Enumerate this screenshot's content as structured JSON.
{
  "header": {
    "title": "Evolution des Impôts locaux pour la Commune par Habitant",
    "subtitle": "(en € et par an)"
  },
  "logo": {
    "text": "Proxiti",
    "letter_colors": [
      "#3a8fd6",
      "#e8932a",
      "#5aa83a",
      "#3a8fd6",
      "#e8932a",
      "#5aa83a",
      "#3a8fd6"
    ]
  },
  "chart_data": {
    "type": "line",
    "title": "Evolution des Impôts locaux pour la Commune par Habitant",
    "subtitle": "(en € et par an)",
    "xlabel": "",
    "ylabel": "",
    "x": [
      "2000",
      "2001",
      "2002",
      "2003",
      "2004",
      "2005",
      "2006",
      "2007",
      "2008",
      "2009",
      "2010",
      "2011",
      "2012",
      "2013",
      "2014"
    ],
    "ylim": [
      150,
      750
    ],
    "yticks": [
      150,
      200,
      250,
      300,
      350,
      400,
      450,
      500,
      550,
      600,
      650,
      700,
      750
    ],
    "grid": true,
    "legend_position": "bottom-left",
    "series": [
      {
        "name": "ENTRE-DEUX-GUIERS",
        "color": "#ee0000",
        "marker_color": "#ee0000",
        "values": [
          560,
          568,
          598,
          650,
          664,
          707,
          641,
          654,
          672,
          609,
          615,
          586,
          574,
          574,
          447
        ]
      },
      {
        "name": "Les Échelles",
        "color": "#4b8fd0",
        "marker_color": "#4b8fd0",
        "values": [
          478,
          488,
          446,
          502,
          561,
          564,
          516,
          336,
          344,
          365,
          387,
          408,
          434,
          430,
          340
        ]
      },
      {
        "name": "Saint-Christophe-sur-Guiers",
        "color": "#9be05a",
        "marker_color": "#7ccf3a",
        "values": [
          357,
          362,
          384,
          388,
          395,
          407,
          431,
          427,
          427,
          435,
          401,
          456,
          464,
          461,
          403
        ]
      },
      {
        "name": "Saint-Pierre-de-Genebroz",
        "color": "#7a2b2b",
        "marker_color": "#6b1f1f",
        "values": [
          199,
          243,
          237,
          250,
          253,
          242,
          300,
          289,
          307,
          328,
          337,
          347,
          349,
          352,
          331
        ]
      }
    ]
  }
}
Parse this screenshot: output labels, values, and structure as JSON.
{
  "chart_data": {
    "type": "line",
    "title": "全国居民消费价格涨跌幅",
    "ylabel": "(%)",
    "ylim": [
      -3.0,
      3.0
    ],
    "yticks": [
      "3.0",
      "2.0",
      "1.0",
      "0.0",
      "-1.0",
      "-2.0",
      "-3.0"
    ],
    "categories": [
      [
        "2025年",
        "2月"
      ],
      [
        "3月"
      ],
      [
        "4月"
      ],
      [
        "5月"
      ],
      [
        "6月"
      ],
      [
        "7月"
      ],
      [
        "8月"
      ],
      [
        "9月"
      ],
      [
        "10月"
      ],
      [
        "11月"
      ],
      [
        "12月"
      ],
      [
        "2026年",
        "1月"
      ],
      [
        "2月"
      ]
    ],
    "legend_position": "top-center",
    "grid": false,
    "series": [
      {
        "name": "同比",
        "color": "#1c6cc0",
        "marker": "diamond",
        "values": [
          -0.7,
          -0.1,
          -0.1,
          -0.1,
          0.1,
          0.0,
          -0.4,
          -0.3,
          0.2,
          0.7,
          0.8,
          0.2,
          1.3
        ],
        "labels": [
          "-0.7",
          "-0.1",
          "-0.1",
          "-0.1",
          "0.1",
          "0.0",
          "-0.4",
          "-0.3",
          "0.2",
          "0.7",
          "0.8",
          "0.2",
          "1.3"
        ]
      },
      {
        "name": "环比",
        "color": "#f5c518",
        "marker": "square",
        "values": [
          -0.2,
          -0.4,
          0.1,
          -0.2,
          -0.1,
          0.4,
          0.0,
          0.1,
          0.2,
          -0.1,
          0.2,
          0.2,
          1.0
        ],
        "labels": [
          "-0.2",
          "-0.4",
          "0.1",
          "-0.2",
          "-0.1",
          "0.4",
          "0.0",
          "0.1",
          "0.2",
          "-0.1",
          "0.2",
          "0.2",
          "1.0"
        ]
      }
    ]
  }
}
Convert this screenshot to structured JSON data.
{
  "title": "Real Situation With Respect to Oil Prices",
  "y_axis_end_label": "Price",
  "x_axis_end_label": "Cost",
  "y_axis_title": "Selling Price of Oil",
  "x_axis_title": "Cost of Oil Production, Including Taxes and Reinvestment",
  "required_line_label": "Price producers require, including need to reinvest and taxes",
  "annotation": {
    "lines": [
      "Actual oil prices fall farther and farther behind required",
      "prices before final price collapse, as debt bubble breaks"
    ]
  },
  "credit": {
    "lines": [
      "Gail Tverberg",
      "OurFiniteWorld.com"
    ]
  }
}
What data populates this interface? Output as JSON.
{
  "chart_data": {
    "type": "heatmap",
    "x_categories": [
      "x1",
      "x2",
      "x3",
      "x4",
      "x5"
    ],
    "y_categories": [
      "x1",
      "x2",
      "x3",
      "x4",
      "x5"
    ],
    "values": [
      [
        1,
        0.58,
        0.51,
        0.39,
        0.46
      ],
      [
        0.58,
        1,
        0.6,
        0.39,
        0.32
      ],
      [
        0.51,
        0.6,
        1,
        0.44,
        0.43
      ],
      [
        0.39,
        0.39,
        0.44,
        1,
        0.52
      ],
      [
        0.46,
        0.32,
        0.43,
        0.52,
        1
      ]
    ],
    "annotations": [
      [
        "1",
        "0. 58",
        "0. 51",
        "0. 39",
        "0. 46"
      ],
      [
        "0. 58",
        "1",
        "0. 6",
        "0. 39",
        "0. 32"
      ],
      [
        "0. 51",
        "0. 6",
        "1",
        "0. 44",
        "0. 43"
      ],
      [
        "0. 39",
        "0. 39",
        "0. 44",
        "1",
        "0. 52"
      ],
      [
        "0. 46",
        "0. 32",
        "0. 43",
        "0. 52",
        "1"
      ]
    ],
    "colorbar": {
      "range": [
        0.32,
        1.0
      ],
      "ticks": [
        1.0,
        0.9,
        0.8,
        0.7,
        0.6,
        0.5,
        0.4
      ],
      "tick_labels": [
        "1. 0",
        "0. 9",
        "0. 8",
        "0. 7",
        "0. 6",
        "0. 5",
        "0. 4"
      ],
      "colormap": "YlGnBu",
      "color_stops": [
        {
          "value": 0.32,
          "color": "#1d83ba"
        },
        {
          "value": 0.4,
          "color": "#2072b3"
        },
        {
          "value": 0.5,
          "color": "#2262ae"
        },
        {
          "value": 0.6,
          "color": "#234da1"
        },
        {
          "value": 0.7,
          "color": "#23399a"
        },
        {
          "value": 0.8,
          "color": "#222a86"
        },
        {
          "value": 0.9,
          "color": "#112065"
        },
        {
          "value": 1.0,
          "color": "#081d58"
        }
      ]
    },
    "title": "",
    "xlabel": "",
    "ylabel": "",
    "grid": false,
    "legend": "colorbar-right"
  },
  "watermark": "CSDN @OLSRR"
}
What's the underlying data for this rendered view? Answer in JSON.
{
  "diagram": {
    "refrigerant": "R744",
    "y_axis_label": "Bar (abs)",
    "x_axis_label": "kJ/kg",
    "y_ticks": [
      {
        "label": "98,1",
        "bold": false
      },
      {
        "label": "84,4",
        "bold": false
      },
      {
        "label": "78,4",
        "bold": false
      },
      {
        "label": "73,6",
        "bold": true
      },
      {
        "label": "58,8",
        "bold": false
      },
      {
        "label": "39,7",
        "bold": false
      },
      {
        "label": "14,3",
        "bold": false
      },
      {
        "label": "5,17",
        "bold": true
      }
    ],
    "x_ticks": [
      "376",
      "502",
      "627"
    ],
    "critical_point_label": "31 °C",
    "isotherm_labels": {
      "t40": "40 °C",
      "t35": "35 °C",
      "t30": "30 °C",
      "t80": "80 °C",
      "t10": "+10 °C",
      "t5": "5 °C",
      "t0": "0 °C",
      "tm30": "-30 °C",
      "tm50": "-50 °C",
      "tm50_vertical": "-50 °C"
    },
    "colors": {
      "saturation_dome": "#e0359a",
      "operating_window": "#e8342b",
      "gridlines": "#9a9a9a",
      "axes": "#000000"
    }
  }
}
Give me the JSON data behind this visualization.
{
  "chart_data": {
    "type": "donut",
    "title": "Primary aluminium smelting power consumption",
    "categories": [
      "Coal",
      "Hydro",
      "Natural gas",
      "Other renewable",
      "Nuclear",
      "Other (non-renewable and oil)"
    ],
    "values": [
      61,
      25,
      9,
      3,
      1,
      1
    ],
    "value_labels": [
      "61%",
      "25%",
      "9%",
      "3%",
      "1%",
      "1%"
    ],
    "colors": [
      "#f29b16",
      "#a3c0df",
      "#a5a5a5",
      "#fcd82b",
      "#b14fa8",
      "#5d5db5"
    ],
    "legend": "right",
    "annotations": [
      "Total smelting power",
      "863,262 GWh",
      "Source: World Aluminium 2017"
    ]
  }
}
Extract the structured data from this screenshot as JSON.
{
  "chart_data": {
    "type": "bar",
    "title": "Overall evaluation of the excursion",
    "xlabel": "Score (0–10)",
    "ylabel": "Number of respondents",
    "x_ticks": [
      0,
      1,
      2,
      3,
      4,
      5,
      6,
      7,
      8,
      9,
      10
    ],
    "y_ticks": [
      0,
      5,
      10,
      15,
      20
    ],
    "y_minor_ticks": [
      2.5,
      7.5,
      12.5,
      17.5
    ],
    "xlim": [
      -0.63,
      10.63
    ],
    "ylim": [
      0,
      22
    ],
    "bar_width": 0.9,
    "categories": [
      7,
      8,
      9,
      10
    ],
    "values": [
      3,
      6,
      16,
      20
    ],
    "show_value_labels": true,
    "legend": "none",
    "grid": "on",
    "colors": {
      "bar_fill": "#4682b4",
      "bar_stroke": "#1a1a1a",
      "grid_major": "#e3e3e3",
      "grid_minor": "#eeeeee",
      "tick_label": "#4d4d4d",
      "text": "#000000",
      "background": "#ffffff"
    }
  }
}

=====

▶ [WHAT THE EXERCISE ASKS] Find each line holding "renewable". Copy it out.

▶ [FULL OUTPUT]
      "Other renewable",
      "Other (non-renewable and oil)"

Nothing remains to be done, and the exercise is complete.